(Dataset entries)

══════

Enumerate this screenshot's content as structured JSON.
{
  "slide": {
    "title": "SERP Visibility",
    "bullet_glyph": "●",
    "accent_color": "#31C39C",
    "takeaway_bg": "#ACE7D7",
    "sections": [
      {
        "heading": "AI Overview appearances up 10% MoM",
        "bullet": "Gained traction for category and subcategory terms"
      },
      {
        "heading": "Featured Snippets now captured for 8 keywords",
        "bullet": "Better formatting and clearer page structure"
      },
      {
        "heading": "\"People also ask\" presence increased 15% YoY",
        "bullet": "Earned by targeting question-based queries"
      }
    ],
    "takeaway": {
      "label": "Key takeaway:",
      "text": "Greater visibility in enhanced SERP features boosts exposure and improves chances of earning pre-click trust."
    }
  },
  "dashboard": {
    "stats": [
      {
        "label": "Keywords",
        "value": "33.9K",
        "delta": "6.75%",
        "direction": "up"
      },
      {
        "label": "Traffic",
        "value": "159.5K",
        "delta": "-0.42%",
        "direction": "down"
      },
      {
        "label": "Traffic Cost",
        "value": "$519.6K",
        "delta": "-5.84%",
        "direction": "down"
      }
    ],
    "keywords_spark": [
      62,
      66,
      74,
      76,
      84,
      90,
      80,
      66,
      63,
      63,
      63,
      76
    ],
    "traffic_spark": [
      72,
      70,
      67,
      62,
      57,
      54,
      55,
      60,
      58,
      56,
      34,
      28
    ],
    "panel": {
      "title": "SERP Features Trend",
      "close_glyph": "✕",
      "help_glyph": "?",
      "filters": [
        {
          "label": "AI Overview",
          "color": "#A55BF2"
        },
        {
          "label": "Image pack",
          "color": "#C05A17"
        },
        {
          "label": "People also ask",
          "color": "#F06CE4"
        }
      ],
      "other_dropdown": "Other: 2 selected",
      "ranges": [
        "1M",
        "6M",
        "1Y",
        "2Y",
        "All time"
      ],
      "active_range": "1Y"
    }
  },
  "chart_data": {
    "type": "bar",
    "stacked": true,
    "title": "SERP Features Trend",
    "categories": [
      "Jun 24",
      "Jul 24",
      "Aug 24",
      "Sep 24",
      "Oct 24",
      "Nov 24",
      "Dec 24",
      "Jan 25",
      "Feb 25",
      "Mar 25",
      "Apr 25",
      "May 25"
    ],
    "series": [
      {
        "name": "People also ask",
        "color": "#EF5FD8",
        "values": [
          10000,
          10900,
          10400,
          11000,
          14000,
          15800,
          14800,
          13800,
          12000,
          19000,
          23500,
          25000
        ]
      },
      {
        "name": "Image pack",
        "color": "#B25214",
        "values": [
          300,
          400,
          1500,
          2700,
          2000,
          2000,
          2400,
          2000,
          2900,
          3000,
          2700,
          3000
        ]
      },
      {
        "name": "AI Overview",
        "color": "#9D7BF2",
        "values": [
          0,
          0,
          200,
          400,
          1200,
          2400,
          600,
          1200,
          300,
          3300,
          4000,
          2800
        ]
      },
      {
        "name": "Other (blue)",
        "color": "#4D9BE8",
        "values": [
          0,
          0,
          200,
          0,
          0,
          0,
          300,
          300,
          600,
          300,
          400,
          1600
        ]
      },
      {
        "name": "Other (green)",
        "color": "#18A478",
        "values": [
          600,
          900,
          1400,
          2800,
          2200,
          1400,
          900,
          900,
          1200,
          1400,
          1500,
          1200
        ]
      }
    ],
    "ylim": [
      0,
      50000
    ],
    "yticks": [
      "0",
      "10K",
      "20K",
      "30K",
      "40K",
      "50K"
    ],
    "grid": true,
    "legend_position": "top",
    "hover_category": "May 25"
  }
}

══════

#### TASK REQUIREMENTS
Using the listing above, return all lines where the word "also" occurs.

#### COMPLETE OUTPUT
        "heading": "\"People also ask\" presence increased 15% YoY",
          "label": "People also ask",
        "name": "People also ask",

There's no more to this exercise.